[start of Available records]
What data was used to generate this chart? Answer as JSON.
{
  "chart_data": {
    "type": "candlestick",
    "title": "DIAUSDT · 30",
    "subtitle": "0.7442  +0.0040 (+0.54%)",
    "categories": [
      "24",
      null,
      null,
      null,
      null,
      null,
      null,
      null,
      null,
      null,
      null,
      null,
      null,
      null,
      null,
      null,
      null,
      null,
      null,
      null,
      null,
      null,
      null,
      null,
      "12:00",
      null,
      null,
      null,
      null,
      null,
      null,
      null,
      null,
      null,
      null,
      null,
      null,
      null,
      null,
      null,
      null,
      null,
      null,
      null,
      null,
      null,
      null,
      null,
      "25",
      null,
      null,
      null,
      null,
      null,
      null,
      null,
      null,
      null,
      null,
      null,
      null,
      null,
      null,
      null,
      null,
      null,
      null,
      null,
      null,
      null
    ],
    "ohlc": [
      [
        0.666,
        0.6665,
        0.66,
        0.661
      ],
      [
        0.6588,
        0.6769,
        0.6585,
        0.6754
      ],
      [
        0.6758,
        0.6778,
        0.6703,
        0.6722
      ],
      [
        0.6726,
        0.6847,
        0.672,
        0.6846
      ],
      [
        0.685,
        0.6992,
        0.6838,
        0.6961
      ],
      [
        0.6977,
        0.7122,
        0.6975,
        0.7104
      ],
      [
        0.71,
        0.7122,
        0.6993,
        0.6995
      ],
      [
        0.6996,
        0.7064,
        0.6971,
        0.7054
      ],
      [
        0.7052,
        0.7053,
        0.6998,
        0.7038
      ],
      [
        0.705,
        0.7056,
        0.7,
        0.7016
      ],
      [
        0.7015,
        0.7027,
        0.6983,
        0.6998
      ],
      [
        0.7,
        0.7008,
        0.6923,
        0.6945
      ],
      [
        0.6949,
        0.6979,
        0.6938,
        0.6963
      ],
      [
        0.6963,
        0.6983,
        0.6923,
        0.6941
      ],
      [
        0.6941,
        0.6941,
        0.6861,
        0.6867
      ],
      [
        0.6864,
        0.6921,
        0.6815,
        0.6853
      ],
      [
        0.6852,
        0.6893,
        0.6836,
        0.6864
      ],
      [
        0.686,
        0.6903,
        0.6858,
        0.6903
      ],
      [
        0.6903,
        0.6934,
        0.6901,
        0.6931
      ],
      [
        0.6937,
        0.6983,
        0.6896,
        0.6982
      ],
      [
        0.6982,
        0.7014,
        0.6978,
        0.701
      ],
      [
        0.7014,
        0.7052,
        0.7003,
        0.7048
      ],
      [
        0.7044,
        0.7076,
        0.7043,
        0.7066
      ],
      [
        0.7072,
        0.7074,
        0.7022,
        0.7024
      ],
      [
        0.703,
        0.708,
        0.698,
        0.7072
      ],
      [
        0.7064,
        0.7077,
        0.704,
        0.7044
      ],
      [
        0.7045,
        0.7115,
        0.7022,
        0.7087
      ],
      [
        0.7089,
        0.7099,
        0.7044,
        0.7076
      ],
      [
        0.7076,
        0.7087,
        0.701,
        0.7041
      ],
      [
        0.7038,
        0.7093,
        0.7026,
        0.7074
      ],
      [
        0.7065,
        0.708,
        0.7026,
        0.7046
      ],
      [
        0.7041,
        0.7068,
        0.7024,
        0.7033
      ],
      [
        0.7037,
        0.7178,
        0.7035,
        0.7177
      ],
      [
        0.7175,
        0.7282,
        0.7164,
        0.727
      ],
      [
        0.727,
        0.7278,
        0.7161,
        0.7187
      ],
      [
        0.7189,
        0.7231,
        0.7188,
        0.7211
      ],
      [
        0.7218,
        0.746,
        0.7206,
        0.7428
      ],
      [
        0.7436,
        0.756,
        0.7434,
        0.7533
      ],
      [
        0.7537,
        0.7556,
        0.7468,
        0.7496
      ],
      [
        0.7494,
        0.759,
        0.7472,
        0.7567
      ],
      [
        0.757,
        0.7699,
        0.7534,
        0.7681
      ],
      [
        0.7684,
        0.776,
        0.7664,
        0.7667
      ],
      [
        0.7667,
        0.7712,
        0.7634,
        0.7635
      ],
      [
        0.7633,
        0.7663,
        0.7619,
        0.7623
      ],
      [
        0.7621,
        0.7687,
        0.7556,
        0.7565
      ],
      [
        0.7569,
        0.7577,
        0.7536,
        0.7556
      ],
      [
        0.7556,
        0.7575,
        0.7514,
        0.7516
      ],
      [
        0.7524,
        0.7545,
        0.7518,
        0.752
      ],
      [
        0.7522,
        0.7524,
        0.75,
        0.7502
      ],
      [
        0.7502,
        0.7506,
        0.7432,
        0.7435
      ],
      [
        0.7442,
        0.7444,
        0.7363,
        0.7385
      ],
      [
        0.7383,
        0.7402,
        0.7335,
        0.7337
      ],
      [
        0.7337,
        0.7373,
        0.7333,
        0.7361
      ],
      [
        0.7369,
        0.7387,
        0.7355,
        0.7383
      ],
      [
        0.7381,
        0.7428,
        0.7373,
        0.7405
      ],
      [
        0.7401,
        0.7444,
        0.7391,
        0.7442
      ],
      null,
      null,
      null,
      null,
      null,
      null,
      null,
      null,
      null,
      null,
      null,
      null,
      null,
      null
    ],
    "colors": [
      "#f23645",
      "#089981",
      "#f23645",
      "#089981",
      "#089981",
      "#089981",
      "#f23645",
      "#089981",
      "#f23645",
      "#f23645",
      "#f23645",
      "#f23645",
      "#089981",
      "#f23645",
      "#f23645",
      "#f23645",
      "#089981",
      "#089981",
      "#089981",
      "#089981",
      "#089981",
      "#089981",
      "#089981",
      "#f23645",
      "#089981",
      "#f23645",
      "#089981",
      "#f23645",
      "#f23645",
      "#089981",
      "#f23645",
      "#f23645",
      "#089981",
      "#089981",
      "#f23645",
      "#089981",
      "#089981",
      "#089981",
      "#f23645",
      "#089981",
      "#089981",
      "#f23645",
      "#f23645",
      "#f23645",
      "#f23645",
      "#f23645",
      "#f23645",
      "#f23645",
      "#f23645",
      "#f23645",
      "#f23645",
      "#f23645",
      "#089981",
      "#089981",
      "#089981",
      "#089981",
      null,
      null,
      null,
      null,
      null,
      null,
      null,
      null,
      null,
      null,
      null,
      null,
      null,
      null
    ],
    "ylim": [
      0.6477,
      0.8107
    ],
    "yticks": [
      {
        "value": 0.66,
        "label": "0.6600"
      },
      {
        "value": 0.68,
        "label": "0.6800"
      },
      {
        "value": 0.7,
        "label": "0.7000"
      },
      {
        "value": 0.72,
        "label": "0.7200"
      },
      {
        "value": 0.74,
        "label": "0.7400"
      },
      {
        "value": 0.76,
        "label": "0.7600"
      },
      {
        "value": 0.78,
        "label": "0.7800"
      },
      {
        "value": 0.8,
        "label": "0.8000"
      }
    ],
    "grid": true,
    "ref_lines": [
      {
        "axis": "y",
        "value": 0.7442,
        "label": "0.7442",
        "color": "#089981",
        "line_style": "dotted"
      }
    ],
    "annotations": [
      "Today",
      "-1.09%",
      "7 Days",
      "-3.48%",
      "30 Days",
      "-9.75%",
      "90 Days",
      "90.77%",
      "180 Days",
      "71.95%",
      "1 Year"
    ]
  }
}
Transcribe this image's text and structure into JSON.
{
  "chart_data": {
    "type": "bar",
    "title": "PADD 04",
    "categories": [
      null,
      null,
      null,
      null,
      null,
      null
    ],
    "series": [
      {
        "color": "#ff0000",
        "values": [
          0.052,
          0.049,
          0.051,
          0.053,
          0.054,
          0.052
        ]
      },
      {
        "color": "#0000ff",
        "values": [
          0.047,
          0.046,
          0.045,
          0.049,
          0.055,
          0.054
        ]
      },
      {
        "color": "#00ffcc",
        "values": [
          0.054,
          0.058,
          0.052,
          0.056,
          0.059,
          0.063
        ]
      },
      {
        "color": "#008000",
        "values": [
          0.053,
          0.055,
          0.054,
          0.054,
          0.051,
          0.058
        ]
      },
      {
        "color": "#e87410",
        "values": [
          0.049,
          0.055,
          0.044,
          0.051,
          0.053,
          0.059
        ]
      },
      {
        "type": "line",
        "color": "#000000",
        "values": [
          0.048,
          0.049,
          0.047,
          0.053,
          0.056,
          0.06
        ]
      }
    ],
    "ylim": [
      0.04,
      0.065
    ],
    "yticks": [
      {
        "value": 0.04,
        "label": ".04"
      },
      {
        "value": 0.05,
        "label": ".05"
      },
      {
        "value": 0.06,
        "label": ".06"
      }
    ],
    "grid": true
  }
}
[end of Available records]
## Problem requirements
Gather all lines where the word "this" appears.

## Complete output
What data was used to generate this chart? Answer as JSON.
Transcribe this image's text and structure into JSON.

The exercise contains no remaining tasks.